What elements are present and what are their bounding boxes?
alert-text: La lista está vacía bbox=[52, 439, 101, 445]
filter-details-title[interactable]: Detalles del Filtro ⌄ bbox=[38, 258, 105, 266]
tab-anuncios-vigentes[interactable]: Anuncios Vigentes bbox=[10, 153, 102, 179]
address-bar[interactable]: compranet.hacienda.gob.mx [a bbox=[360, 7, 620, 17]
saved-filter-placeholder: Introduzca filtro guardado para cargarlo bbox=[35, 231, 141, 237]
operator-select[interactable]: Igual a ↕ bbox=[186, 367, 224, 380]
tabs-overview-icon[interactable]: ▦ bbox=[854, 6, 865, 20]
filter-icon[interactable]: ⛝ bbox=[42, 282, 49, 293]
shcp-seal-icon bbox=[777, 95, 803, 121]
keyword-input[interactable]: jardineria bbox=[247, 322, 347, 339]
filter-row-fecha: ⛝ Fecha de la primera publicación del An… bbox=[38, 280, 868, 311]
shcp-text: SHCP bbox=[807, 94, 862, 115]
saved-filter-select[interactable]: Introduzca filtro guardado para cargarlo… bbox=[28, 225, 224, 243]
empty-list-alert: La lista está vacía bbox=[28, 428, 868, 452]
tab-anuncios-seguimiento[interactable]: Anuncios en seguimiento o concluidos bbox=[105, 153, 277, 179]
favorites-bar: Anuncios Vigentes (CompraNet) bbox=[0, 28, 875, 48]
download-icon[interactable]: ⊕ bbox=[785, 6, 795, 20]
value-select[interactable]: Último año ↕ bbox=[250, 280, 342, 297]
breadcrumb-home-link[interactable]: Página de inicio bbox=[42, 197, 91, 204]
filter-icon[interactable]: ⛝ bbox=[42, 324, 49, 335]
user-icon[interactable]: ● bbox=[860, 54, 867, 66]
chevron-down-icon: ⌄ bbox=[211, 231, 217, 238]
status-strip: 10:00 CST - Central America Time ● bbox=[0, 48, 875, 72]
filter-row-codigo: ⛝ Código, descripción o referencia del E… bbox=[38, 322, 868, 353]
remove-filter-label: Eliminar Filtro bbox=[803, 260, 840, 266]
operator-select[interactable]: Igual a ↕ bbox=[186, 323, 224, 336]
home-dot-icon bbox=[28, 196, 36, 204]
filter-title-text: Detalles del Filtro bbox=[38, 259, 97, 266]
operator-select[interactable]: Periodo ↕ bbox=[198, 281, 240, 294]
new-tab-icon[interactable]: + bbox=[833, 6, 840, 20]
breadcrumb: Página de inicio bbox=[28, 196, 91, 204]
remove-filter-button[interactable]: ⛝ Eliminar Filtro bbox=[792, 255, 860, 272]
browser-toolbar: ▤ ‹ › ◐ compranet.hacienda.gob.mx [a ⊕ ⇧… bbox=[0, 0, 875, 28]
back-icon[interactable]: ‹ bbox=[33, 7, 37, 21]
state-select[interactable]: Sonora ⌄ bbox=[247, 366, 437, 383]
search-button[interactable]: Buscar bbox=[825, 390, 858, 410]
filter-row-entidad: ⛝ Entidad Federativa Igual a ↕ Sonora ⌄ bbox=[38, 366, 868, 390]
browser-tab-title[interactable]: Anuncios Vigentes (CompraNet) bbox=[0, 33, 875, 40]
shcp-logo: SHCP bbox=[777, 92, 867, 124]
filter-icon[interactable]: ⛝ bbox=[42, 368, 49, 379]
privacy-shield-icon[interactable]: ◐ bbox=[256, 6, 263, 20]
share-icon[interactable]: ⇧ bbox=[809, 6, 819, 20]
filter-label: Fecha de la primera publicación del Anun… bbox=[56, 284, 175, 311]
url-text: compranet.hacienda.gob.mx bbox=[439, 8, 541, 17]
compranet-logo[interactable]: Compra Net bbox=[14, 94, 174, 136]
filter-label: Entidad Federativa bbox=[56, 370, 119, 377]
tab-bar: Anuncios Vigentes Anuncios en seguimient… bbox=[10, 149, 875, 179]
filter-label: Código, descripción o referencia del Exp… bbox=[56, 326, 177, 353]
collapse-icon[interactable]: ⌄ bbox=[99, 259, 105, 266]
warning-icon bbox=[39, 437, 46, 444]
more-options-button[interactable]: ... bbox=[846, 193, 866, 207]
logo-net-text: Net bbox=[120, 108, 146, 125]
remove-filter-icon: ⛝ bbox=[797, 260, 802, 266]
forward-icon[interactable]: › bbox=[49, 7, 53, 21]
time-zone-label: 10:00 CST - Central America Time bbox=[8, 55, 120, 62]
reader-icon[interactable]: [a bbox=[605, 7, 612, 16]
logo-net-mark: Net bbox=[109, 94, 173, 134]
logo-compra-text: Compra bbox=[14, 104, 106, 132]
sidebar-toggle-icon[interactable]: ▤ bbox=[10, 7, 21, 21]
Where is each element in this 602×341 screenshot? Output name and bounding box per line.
• • • •
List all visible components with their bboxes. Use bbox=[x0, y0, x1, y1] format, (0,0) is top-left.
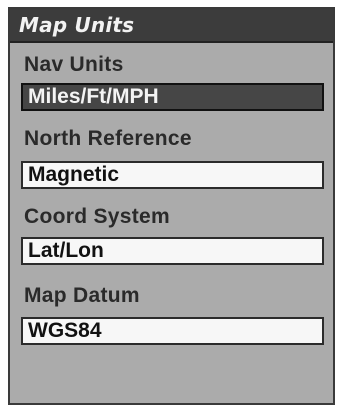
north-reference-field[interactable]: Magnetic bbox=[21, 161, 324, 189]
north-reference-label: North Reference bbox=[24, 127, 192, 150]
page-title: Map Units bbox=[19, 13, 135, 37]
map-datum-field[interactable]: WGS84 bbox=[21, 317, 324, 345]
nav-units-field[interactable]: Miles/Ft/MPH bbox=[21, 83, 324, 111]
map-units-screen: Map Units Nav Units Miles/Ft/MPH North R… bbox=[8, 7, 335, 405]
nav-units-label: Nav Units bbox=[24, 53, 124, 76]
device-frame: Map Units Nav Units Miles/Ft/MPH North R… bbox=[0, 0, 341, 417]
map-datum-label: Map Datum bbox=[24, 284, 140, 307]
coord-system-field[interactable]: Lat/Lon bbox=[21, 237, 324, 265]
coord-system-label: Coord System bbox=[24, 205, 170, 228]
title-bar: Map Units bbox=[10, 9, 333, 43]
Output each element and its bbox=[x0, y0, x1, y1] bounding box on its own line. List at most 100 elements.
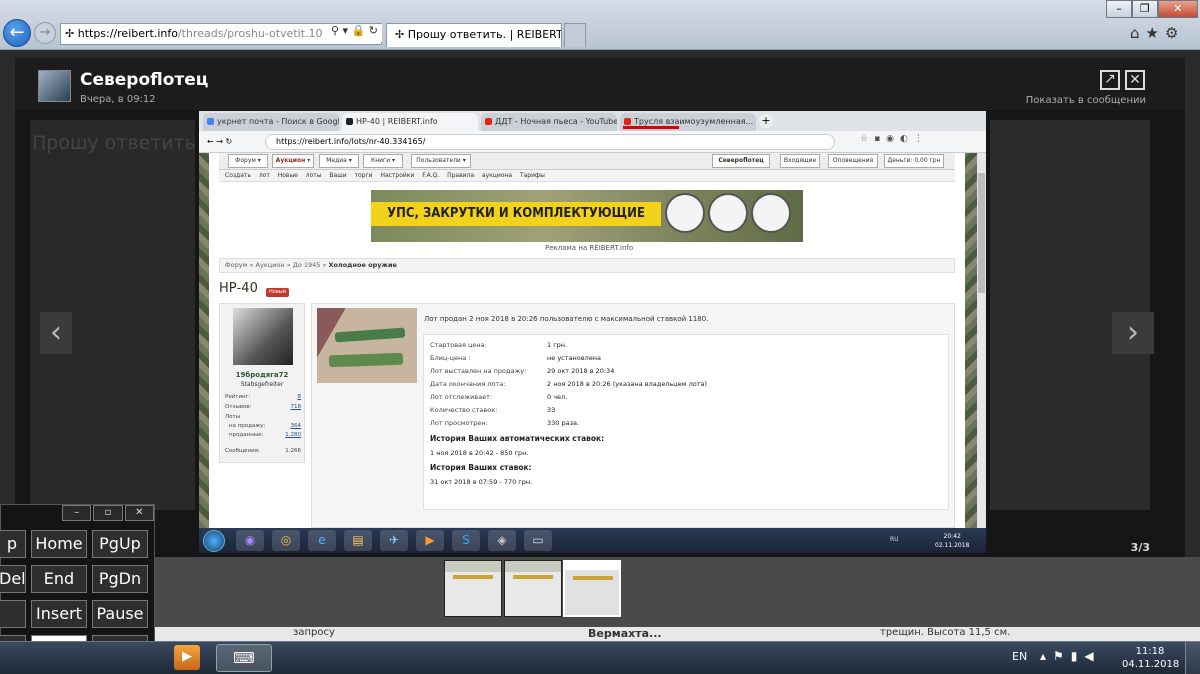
• • • •
== GIVEN INSTRUCTION ==
Can you print everything in the data from the line containing "What elements are" down to the line containing "status-strip: 10:00 CST", both of those lines included, without changing anything?

== WRITTEN RESPONSE ==
What elements are present and what are their bounding boxes?
alert-text: La lista está vacía bbox=[52, 439, 101, 445]
filter-details-title[interactable]: Detalles del Filtro ⌄ bbox=[38, 258, 105, 266]
tab-anuncios-vigentes[interactable]: Anuncios Vigentes bbox=[10, 153, 102, 179]
address-bar[interactable]: compranet.hacienda.gob.mx [a bbox=[360, 7, 620, 17]
saved-filter-placeholder: Introduzca filtro guardado para cargarlo bbox=[35, 231, 141, 237]
operator-select[interactable]: Igual a ↕ bbox=[186, 367, 224, 380]
tabs-overview-icon[interactable]: ▦ bbox=[854, 6, 865, 20]
filter-icon[interactable]: ⛝ bbox=[42, 282, 49, 293]
shcp-seal-icon bbox=[777, 95, 803, 121]
keyword-input[interactable]: jardineria bbox=[247, 322, 347, 339]
filter-row-fecha: ⛝ Fecha de la primera publicación del An… bbox=[38, 280, 868, 311]
shcp-text: SHCP bbox=[807, 94, 862, 115]
saved-filter-select[interactable]: Introduzca filtro guardado para cargarlo… bbox=[28, 225, 224, 243]
empty-list-alert: La lista está vacía bbox=[28, 428, 868, 452]
tab-anuncios-seguimiento[interactable]: Anuncios en seguimiento o concluidos bbox=[105, 153, 277, 179]
favorites-bar: Anuncios Vigentes (CompraNet) bbox=[0, 28, 875, 48]
download-icon[interactable]: ⊕ bbox=[785, 6, 795, 20]
value-select[interactable]: Último año ↕ bbox=[250, 280, 342, 297]
breadcrumb-home-link[interactable]: Página de inicio bbox=[42, 197, 91, 204]
filter-icon[interactable]: ⛝ bbox=[42, 324, 49, 335]
user-icon[interactable]: ● bbox=[860, 54, 867, 66]
chevron-down-icon: ⌄ bbox=[211, 231, 217, 238]
status-strip: 10:00 CST - Central America Time ● bbox=[0, 48, 875, 72]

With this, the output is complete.